● **MATERIAL FOR THIS TASK**:
┌──

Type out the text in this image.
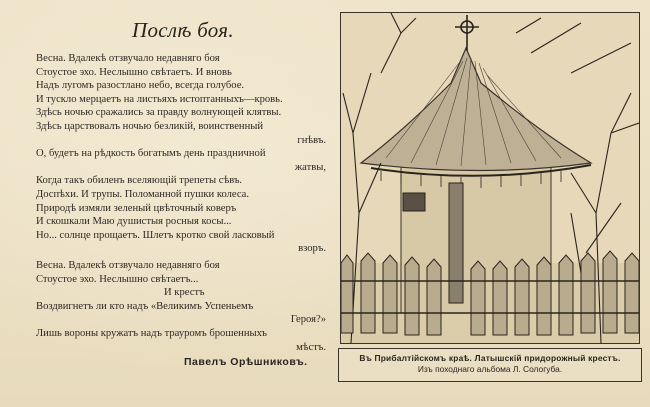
Послѣ боя.
Весна. Вдалекѣ отзвучало недавняго боя
Стоустое эхо. Неслышно свѣтаетъ. И вновь
Надъ лугомъ разостлано небо, всегда голубое.
И тускло мерцаетъ на листьяхъ истоптанныхъ—кровь.
Здѣсь ночью сражались за правду волнующей клятвы.
Здѣсь царствовалъ ночью безликій, воинственный
гнѣвъ.
О, будетъ на рѣдкость богатымъ день праздничной
жатвы,
Когда такъ обиленъ вселяющій трепеты сѣвъ.
Доспѣхи. И трупы. Поломанной пушки колеса.
Природѣ измяли зеленый цвѣточный коверъ
И скошкали Маю душистыя росныя косы...
Но... солнце прощаетъ. Шлетъ кротко свой ласковый
взоръ.
Весна. Вдалекѣ отзвучало недавняго боя
Стоустое эхо. Неслышно свѣтаетъ...
И крестъ
Воздвигнетъ ли кто надъ «Великимъ Успеньемъ
Героя?»
Лишь вороны кружатъ надъ трауромъ брошенныхъ
мѣстъ.
Павелъ Орѣшниковъ.	Въ Прибалтійскомъ краѣ. Латышскій придорожный крестъ.
Изъ походнаго альбома Л. Сологуба.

└──

● **TO DO**: From the entries above, copy out every line where the string "Неслышно" appears.

● **OUTPUT OF THE EXERCISE**:
Стоустое эхо. Неслышно свѣтаетъ. И вновь
Стоустое эхо. Неслышно свѣтаетъ...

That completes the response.